◆ WHAT TO PRODUCE: Please edit the records from the line with "localize each UI" to the line with "node-7[interactable]: 7 bbox=[730, 126, 772, 166]", changing "interactable" to "clickable" and leaving everything else unchanged. Return only those lines.

◆ GIVEN INFORMATION:
=====

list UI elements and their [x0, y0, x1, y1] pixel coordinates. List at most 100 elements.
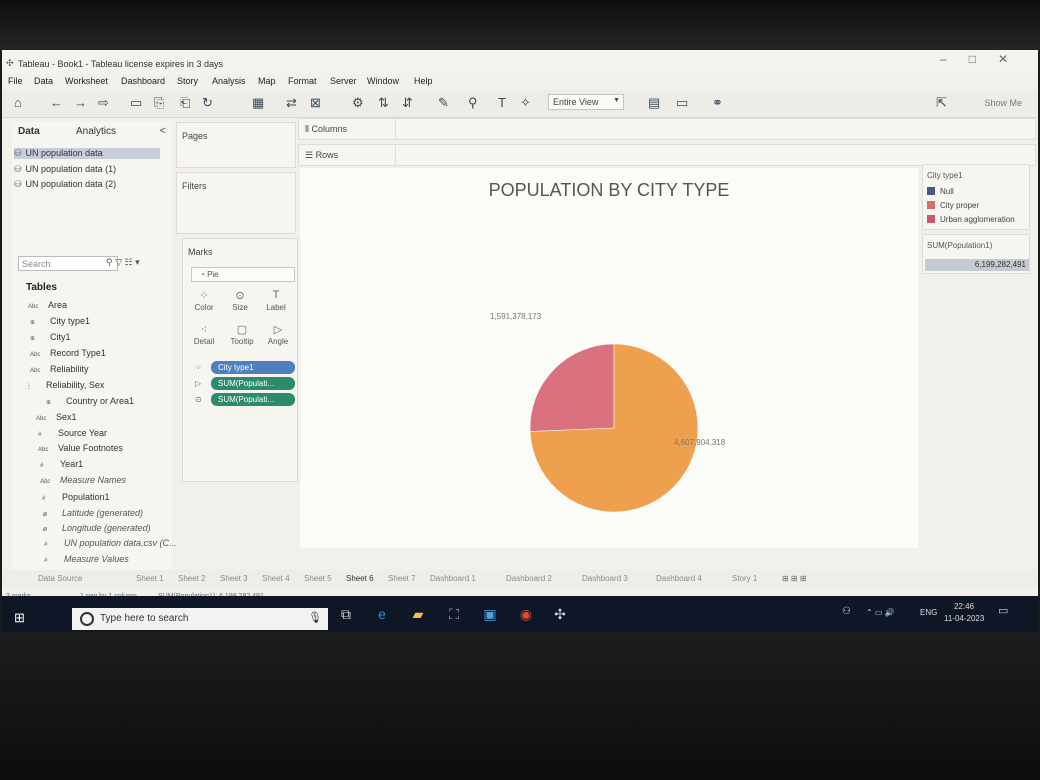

=====

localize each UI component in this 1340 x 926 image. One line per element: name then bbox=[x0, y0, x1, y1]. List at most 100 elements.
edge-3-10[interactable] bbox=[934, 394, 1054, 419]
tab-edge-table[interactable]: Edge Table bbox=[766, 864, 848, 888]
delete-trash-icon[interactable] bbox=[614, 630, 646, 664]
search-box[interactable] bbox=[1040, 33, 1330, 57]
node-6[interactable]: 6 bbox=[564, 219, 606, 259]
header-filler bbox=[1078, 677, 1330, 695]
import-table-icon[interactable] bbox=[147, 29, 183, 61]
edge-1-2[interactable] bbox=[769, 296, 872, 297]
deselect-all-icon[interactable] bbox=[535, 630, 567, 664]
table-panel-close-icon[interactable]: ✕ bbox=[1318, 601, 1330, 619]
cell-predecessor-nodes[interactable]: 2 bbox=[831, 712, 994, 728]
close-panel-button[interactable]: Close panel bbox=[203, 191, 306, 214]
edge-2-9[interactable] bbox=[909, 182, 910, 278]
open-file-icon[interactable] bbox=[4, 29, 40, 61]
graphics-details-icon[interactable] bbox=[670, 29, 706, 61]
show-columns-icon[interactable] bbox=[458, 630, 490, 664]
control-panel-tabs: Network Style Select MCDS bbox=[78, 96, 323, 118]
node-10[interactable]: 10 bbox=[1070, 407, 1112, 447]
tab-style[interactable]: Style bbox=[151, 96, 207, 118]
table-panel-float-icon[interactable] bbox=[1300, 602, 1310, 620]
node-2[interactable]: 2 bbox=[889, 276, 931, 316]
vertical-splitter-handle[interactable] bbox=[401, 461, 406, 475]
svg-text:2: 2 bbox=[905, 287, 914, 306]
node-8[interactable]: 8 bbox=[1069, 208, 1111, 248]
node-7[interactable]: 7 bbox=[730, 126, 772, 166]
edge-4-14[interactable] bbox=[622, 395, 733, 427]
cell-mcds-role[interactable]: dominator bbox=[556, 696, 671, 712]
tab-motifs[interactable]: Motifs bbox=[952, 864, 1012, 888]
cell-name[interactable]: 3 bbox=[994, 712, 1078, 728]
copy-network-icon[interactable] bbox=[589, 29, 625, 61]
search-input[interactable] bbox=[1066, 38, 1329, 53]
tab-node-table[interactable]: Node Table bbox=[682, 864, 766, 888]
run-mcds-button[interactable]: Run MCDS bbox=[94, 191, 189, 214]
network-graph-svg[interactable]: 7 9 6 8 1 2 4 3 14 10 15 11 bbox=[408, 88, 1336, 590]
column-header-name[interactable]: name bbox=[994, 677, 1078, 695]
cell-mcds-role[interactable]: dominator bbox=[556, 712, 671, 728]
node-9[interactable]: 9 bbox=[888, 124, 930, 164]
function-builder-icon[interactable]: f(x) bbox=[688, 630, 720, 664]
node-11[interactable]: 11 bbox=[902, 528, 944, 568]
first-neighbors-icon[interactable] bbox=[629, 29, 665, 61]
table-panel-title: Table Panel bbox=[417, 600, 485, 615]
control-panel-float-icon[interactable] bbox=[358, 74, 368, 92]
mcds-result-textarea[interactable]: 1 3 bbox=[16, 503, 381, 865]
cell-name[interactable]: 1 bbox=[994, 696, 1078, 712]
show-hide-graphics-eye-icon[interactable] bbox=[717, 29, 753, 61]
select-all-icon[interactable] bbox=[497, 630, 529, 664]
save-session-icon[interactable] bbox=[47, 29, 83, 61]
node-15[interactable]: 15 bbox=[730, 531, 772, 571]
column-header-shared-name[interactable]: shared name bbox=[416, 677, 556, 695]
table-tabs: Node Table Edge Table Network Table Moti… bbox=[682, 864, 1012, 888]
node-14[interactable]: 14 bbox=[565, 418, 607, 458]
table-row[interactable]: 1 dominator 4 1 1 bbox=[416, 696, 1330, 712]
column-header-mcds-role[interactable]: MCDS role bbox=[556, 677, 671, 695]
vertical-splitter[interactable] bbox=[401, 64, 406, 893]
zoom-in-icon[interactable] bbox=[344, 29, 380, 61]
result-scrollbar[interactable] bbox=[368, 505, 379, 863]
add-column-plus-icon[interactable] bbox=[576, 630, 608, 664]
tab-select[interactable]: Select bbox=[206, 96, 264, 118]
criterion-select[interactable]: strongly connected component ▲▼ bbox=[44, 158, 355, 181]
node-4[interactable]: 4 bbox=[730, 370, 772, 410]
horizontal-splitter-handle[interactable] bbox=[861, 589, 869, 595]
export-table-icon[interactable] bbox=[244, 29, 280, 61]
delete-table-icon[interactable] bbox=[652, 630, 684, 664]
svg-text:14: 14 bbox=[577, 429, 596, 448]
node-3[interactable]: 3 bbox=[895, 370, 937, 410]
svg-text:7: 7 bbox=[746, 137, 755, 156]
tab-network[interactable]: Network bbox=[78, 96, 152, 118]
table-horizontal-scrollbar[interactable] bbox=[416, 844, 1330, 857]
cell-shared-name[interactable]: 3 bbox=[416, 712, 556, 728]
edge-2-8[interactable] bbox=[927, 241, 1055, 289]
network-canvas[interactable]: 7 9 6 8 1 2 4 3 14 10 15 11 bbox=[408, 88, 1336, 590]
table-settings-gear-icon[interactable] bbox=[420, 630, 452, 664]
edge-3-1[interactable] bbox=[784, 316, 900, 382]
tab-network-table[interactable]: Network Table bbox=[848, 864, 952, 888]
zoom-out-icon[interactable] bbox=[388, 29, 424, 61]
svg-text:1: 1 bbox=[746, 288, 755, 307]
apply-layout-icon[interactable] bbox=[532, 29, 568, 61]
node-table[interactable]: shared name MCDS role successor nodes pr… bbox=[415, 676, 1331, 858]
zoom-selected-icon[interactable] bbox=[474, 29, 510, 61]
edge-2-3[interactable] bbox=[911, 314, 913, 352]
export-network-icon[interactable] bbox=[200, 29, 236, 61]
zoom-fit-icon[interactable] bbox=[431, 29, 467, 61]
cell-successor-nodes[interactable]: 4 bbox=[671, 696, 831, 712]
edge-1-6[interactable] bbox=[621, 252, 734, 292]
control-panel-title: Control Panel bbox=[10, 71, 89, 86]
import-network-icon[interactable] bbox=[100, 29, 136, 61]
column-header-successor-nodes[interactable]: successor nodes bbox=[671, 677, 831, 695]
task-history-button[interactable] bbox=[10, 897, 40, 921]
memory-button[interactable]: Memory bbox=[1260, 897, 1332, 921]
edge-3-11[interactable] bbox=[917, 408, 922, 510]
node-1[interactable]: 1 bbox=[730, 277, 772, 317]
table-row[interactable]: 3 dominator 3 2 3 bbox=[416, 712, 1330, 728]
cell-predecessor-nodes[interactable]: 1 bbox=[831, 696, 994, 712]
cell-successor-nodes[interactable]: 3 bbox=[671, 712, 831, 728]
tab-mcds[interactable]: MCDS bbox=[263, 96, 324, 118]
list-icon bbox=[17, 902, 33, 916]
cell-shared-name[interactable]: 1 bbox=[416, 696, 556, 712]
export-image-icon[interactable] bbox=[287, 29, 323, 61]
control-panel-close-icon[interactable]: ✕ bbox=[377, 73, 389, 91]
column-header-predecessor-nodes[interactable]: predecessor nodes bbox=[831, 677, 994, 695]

=====

◆ RESPONSE TO THE EXERCISE:
localize each UI component in this 1340 x 926 image. One line per element: name then bbox=[x0, y0, x1, y1]. List at most 100 elements.
edge-3-10[clickable] bbox=[934, 394, 1054, 419]
tab-edge-table[clickable]: Edge Table bbox=[766, 864, 848, 888]
delete-trash-icon[clickable] bbox=[614, 630, 646, 664]
search-box[clickable] bbox=[1040, 33, 1330, 57]
node-6[clickable]: 6 bbox=[564, 219, 606, 259]
header-filler bbox=[1078, 677, 1330, 695]
import-table-icon[clickable] bbox=[147, 29, 183, 61]
edge-1-2[clickable] bbox=[769, 296, 872, 297]
deselect-all-icon[clickable] bbox=[535, 630, 567, 664]
table-panel-close-icon[clickable]: ✕ bbox=[1318, 601, 1330, 619]
cell-predecessor-nodes[clickable]: 2 bbox=[831, 712, 994, 728]
close-panel-button[clickable]: Close panel bbox=[203, 191, 306, 214]
edge-2-9[clickable] bbox=[909, 182, 910, 278]
open-file-icon[clickable] bbox=[4, 29, 40, 61]
graphics-details-icon[clickable] bbox=[670, 29, 706, 61]
show-columns-icon[clickable] bbox=[458, 630, 490, 664]
control-panel-tabs: Network Style Select MCDS bbox=[78, 96, 323, 118]
node-10[clickable]: 10 bbox=[1070, 407, 1112, 447]
tab-style[clickable]: Style bbox=[151, 96, 207, 118]
table-panel-float-icon[clickable] bbox=[1300, 602, 1310, 620]
node-2[clickable]: 2 bbox=[889, 276, 931, 316]
vertical-splitter-handle[clickable] bbox=[401, 461, 406, 475]
svg-text:2: 2 bbox=[905, 287, 914, 306]
node-8[clickable]: 8 bbox=[1069, 208, 1111, 248]
node-7[clickable]: 7 bbox=[730, 126, 772, 166]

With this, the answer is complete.